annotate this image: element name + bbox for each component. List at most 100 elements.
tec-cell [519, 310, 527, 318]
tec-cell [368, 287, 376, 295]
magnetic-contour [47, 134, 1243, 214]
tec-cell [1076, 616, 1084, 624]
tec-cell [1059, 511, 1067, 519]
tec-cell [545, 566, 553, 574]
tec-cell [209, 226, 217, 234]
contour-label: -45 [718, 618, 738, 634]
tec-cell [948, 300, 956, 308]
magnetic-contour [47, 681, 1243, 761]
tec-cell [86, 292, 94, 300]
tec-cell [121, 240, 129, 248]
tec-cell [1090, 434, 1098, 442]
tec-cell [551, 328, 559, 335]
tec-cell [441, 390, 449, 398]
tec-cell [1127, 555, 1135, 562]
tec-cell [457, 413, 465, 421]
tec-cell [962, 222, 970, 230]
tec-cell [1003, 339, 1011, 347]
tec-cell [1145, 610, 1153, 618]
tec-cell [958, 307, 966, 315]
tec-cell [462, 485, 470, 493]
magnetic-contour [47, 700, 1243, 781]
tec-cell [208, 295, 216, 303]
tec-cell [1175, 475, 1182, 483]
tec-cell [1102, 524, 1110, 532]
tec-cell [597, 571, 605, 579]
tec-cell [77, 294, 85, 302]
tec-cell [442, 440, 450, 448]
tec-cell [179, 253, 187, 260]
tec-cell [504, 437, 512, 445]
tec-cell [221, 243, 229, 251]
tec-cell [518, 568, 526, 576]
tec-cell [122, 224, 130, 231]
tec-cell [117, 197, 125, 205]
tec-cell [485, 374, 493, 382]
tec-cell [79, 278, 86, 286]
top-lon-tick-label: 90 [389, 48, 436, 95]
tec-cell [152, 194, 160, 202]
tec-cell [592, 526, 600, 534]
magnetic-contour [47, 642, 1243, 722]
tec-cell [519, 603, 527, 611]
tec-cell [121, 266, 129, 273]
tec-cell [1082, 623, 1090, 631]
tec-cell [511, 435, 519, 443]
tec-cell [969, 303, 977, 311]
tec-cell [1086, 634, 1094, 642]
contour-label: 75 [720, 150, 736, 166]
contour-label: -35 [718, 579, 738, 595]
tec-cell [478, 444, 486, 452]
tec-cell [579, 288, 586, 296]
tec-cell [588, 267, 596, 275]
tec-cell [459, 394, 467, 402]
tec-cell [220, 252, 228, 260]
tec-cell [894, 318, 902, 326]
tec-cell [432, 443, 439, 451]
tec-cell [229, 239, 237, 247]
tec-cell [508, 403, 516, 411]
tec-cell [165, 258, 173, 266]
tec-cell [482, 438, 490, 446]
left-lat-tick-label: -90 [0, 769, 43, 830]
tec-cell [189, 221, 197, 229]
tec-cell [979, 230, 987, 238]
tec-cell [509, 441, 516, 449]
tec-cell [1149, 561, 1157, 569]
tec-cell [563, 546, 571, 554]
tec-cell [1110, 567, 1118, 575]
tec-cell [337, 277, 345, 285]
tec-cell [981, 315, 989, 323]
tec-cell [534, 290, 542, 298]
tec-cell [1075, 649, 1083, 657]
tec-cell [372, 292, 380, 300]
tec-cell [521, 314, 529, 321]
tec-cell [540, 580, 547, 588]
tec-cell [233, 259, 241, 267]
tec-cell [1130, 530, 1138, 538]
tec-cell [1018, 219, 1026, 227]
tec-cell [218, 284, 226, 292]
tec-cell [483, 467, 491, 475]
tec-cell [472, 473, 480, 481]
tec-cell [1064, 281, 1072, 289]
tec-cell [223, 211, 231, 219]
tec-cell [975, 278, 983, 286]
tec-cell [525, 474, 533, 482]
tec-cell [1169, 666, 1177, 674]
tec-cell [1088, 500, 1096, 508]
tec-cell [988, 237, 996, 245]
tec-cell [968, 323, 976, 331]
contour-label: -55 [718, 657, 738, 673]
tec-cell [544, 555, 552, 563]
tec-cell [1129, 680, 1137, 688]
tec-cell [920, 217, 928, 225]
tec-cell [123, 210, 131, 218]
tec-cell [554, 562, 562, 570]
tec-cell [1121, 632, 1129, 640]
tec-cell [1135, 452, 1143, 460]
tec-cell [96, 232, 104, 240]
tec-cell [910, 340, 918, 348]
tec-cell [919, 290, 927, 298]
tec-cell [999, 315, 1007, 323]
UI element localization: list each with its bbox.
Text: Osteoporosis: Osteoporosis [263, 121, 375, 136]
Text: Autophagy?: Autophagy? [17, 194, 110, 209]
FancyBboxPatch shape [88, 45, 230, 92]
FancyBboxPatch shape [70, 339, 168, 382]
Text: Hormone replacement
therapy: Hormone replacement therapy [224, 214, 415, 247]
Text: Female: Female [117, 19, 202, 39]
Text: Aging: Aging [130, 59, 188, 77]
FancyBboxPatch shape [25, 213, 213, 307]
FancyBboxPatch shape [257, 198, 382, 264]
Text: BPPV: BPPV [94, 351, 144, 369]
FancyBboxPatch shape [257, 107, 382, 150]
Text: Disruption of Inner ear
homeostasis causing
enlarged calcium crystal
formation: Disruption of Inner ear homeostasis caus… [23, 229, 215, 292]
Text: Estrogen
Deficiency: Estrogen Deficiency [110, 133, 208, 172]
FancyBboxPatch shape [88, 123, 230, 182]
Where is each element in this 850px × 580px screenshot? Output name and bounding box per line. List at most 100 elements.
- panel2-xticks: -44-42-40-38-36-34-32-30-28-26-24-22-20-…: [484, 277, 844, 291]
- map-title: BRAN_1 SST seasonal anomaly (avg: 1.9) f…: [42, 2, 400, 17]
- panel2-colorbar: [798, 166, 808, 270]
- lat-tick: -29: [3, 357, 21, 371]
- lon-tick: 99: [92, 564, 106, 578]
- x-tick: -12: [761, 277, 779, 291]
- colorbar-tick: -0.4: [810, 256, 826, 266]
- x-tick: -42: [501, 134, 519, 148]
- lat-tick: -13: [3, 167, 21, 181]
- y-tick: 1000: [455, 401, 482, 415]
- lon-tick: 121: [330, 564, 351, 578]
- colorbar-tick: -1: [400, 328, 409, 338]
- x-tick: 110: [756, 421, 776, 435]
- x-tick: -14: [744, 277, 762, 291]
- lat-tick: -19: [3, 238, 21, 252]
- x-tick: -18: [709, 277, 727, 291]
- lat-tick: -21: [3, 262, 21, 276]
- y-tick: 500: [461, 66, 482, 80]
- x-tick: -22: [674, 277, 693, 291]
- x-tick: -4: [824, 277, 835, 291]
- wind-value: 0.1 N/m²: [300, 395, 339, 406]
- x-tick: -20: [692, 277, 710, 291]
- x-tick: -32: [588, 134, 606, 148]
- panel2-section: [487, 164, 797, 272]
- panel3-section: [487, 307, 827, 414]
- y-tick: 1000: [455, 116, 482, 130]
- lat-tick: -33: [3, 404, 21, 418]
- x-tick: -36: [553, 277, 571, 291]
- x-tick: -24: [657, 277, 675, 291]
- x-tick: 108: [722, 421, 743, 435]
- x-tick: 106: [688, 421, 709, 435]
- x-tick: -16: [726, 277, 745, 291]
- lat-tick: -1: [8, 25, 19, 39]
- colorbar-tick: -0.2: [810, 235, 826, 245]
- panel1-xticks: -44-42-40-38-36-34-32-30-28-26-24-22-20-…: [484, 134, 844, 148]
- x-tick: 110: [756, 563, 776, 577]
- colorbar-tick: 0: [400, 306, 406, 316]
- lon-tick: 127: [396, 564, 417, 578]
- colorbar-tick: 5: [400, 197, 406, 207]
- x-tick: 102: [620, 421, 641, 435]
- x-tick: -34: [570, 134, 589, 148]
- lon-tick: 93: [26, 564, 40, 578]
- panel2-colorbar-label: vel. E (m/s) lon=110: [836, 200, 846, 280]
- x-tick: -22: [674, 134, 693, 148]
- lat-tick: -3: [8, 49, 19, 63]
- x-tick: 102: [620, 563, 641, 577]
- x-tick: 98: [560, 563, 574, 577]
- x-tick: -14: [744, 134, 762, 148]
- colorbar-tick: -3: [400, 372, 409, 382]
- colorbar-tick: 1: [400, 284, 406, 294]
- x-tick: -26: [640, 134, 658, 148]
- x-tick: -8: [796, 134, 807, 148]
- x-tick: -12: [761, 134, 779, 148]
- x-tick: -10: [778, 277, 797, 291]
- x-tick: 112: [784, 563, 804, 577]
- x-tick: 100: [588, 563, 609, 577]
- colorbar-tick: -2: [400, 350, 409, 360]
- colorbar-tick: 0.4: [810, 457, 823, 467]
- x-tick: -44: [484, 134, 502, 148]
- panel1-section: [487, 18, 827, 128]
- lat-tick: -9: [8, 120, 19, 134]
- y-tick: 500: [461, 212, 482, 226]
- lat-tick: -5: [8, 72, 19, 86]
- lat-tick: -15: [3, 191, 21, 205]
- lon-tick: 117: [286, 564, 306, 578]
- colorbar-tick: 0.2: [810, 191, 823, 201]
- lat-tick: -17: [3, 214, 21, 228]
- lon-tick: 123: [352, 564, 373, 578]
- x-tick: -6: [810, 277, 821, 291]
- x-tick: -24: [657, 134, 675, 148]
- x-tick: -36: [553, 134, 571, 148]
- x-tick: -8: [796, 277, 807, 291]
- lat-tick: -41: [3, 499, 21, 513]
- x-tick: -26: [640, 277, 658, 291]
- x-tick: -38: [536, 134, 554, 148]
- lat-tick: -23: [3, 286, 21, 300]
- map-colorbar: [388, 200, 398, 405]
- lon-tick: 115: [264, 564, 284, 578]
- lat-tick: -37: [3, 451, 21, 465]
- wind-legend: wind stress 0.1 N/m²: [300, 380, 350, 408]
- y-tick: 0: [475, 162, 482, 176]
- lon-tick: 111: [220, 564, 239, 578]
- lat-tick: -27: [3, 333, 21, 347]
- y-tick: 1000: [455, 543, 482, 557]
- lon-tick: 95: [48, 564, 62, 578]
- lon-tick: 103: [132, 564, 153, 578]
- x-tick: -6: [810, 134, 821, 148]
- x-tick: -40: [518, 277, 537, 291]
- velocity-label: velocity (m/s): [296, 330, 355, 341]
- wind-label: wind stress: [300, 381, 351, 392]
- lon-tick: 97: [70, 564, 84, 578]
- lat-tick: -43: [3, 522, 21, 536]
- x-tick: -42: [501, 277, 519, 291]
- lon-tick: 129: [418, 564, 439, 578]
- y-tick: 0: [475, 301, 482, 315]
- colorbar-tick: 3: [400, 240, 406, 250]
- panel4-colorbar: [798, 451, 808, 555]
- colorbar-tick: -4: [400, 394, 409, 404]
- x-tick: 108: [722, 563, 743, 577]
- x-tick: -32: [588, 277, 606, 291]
^^^^^^^^^^^^^^^^
— PROBLEM TO SOLVE —
Copy out the rows above without any changes, from the very first one through the one that contains "tec-cell [1127, 555, 1135, 562]", including both.

— RESPONSE FOR THIS EXERCISE —
annotate this image: element name + bbox for each component. List at most 100 elements.
tec-cell [519, 310, 527, 318]
tec-cell [368, 287, 376, 295]
magnetic-contour [47, 134, 1243, 214]
tec-cell [1076, 616, 1084, 624]
tec-cell [1059, 511, 1067, 519]
tec-cell [545, 566, 553, 574]
tec-cell [209, 226, 217, 234]
contour-label: -45 [718, 618, 738, 634]
tec-cell [948, 300, 956, 308]
magnetic-contour [47, 681, 1243, 761]
tec-cell [86, 292, 94, 300]
tec-cell [121, 240, 129, 248]
tec-cell [1090, 434, 1098, 442]
tec-cell [551, 328, 559, 335]
tec-cell [441, 390, 449, 398]
tec-cell [1127, 555, 1135, 562]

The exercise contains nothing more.